Collection entries
────

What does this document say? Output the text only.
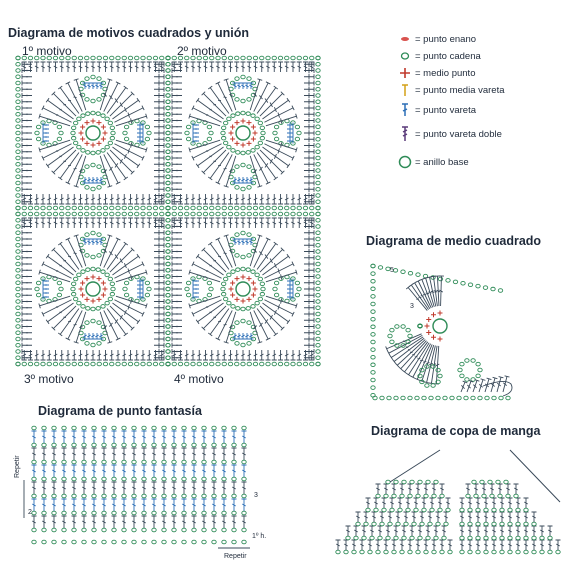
Diagrama de motivos cuadrados y unión
Diagrama de medio cuadrado
Diagrama de punto fantasía
Diagrama de copa de manga
1º motivo	2º motivo
3º motivo	4º motivo
= punto enano
= punto cadena
= medio punto
= punto media vareta
= punto vareta
= punto vareta doble
= anillo base
5
3
Repetir
2
3
1º h.
Repetir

────

= REQUIREMENTS =
Write out the entries above verbatim; the pictures do not belong in your copy.

= FINISHED ANSWER =
What does this document say? Output the text only.
Diagrama de motivos cuadrados y unión
Diagrama de medio cuadrado
Diagrama de punto fantasía
Diagrama de copa de manga
1º motivo	2º motivo
3º motivo	4º motivo
= punto enano
= punto cadena
= medio punto
= punto media vareta
= punto vareta
= punto vareta doble
= anillo base
5
3
Repetir
2
3
1º h.
Repetir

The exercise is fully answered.